__REQUIREMENT__
State the number of lines, and only that number, in which the word "Deviation" appears.

** begin TASK MATERIAL **

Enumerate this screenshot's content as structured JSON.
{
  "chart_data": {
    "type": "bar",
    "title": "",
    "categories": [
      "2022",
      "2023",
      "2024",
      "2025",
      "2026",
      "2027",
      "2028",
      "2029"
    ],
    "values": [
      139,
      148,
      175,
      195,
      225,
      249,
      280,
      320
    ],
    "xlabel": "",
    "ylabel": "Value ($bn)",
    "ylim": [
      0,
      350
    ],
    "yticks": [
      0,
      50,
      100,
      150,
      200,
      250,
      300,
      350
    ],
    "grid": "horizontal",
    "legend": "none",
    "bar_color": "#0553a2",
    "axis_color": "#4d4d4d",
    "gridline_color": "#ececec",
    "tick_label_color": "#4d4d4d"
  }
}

** end TASK MATERIAL **
** begin TASK MATERIAL **

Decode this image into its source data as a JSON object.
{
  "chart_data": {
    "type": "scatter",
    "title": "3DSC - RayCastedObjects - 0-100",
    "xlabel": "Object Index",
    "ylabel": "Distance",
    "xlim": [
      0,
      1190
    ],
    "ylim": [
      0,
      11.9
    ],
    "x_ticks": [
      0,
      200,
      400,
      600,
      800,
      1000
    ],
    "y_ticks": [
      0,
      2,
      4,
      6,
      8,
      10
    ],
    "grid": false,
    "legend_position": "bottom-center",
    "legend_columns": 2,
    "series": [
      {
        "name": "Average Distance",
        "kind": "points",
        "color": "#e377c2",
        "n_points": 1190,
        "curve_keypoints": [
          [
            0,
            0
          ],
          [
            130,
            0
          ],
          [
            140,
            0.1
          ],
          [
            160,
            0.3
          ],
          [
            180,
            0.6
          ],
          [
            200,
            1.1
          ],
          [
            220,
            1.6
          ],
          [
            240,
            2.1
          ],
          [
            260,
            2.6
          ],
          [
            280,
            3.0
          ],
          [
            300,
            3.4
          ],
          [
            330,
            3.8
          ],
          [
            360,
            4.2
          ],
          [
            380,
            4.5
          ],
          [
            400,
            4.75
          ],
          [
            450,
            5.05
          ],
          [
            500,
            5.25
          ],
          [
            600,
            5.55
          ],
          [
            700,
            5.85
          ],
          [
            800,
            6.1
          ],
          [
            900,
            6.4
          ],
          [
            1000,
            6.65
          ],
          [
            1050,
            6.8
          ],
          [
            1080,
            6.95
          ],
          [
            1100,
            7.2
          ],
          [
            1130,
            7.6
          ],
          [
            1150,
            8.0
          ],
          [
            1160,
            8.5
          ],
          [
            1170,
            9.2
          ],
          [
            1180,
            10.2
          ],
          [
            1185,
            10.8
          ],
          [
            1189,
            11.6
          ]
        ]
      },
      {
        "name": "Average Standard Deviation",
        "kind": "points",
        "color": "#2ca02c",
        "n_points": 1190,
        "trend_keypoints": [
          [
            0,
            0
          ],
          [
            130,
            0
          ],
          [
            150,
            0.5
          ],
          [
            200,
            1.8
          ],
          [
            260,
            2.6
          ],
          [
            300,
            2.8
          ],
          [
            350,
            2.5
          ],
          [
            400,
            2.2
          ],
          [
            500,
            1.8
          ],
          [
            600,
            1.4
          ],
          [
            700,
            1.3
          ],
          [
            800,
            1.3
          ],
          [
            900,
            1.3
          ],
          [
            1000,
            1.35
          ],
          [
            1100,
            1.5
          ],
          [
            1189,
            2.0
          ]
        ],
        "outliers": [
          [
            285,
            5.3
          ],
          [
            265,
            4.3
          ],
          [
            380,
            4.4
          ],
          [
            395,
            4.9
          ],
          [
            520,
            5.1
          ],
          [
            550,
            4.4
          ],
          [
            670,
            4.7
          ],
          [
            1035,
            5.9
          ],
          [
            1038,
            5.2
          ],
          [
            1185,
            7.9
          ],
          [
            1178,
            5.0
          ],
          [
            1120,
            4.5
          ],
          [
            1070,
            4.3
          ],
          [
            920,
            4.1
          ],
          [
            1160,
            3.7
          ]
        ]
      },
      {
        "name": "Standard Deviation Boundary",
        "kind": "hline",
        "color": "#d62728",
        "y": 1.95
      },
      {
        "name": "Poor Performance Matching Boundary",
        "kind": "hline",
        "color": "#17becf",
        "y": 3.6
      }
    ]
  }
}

** end TASK MATERIAL **

__RESULT__
2